→ Provided records
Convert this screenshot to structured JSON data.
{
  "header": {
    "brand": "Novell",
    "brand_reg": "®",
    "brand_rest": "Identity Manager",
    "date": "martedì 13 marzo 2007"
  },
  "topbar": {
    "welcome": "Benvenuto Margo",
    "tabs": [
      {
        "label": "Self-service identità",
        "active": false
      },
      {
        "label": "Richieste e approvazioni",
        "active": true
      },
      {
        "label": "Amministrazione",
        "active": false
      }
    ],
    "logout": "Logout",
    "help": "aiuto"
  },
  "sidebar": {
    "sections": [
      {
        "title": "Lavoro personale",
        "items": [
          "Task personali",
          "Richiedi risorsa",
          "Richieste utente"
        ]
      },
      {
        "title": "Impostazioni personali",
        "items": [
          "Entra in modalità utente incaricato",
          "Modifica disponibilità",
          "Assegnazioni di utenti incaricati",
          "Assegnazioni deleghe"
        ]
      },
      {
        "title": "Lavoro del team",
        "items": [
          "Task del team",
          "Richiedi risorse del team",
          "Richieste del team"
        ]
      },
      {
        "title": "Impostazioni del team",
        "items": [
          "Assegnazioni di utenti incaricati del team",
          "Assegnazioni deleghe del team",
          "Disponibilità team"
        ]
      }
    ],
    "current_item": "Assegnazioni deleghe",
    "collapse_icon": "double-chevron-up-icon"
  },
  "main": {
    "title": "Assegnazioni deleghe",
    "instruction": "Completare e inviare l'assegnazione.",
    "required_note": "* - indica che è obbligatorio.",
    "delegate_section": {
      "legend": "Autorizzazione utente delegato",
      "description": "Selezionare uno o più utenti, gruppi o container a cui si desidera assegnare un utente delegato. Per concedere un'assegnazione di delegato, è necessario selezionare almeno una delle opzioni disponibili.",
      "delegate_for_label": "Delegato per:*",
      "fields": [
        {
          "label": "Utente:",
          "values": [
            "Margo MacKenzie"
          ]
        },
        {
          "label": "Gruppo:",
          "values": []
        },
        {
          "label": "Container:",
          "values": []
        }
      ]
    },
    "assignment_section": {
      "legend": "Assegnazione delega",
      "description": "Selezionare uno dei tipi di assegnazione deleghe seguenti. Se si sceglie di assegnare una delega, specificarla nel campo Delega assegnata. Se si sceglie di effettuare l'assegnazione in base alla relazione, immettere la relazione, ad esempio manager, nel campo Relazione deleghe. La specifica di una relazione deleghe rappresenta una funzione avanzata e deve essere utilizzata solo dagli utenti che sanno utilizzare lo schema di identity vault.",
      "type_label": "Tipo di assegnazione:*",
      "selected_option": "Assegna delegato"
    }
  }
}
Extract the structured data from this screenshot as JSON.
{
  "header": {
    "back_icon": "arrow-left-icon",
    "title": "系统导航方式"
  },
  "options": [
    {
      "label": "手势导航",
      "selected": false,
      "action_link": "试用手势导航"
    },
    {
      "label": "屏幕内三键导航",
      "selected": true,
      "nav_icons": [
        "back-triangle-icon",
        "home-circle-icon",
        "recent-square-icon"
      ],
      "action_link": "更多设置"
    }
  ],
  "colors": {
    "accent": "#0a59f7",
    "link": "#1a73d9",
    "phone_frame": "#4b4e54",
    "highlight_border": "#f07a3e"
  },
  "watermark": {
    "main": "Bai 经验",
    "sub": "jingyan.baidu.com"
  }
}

→ Required work
For each line of the listing that holds the word "Assegnazioni", show that line.

→ Response
          "Assegnazioni di utenti incaricati",
          "Assegnazioni deleghe"
          "Assegnazioni di utenti incaricati del team",
          "Assegnazioni deleghe del team",
    "current_item": "Assegnazioni deleghe",
    "title": "Assegnazioni deleghe",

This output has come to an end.